**Information provided**
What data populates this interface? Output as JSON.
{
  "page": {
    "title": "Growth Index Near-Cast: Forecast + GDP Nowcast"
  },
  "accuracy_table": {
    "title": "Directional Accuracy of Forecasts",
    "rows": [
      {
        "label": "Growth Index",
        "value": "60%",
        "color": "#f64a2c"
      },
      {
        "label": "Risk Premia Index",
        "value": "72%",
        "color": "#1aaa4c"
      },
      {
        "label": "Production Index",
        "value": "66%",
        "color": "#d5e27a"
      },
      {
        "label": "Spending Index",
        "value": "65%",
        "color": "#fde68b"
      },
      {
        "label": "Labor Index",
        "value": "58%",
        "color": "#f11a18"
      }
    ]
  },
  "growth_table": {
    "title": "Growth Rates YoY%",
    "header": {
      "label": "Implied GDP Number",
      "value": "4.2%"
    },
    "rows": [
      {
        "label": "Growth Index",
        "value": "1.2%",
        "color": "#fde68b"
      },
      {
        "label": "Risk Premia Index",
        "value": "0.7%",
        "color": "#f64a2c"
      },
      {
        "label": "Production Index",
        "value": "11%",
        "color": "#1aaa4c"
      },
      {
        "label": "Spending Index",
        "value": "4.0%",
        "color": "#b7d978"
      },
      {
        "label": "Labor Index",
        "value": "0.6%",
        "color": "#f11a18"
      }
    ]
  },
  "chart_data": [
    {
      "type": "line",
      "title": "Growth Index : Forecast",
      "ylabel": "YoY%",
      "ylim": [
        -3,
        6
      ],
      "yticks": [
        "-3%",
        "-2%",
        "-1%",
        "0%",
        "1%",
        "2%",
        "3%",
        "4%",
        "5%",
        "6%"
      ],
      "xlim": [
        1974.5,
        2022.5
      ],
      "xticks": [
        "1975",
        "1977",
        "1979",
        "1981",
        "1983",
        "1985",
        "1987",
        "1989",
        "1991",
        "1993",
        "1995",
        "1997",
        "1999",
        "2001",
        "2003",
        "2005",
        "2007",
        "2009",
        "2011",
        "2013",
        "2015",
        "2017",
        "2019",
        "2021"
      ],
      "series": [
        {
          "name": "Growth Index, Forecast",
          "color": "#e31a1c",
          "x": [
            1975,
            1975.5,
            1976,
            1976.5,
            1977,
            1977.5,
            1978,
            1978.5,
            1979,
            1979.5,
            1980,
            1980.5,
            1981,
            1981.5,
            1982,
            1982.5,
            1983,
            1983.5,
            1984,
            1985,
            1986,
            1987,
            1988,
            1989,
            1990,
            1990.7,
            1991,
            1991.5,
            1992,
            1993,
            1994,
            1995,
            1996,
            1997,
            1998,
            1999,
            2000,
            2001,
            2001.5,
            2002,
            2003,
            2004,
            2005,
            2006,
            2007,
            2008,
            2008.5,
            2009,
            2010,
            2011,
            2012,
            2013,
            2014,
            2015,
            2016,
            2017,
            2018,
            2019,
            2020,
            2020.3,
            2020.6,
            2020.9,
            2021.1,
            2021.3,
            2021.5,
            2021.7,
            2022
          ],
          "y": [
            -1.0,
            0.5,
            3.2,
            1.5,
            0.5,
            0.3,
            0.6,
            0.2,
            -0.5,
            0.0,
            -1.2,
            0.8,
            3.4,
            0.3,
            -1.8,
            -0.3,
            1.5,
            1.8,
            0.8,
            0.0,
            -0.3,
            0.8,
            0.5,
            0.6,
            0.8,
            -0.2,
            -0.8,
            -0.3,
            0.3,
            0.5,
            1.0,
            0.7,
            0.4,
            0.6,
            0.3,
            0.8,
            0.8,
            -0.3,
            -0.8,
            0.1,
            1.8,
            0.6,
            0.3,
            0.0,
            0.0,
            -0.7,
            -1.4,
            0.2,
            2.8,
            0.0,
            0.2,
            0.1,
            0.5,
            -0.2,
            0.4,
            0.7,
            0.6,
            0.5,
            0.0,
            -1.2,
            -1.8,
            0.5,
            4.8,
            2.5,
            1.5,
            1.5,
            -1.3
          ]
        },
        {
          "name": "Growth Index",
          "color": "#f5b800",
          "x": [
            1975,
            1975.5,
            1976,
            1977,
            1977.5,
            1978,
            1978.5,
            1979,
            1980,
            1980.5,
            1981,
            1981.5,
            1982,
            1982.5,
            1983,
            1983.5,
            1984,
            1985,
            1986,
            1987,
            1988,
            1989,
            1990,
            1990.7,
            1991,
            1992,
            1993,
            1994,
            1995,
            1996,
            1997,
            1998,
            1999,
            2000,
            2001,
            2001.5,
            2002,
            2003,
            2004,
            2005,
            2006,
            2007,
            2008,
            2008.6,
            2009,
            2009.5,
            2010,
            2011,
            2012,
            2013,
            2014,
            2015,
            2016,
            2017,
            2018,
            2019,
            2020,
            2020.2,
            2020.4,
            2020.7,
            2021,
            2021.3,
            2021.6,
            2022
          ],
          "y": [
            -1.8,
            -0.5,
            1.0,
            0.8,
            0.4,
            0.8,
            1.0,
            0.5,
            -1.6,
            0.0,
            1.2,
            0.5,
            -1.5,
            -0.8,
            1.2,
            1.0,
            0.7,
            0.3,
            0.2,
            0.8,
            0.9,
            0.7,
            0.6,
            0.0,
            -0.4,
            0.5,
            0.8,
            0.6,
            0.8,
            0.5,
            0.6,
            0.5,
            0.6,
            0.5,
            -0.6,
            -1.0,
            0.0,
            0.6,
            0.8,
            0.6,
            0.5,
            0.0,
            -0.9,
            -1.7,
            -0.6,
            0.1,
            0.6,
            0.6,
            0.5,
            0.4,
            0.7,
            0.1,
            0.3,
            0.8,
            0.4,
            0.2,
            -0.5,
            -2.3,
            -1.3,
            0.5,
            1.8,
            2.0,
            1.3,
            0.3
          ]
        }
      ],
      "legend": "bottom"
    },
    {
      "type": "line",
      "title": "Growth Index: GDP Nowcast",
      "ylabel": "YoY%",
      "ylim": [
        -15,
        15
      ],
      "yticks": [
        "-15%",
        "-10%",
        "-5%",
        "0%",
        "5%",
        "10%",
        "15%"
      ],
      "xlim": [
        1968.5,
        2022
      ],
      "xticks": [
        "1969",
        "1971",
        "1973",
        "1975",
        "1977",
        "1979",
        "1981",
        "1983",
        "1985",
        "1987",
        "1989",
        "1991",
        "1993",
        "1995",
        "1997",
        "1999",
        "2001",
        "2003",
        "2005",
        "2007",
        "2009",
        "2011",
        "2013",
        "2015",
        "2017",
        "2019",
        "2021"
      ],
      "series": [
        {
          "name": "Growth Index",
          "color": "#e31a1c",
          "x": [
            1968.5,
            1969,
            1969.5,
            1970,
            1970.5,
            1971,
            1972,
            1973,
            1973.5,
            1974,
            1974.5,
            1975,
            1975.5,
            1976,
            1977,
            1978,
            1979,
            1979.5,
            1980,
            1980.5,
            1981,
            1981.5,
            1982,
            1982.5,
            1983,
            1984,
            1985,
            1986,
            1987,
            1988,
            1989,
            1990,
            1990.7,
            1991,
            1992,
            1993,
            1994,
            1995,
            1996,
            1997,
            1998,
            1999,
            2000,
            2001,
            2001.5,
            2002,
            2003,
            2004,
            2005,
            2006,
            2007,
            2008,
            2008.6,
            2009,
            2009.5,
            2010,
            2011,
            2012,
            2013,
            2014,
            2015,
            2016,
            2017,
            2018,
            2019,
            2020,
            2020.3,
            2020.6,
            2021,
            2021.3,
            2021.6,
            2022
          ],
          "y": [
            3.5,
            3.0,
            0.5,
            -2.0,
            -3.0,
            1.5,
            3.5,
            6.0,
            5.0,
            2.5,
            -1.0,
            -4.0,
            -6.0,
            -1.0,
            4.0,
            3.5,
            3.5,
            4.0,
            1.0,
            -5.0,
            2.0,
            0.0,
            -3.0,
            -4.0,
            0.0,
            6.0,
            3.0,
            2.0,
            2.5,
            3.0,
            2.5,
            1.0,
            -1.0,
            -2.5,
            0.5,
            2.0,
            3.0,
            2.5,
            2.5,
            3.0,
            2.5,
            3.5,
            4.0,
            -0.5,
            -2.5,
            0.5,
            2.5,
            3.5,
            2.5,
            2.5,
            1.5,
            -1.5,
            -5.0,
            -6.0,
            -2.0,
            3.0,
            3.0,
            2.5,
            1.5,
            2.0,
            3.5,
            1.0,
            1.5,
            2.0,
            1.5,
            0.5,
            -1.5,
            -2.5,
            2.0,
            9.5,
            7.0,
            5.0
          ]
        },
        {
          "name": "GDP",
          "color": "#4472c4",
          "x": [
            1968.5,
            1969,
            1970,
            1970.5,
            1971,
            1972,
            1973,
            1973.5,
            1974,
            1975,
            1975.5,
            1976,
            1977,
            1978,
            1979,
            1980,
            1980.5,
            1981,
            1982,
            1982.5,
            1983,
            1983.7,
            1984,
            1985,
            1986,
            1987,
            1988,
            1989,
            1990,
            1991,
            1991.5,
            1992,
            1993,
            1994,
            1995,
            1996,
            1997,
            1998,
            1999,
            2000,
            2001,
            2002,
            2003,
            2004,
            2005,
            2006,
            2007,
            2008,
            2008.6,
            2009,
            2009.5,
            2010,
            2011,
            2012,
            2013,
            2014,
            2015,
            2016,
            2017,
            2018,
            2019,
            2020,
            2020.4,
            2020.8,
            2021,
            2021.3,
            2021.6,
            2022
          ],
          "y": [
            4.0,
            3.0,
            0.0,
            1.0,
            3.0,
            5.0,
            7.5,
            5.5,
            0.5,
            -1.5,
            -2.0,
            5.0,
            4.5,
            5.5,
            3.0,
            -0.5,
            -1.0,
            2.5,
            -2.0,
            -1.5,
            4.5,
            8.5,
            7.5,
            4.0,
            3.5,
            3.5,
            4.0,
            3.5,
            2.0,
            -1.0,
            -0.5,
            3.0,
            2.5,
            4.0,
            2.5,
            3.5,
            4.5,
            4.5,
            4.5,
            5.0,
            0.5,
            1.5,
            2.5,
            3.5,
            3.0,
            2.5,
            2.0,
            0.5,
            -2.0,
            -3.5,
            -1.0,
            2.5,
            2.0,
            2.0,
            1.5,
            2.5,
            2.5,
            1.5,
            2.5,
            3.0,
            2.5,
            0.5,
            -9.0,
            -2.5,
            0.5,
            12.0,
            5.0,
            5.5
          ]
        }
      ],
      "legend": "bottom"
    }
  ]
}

**Work to do**
Report how many lines of the records above contain the word "Nowcast", giving only the number.

**Correct output**
2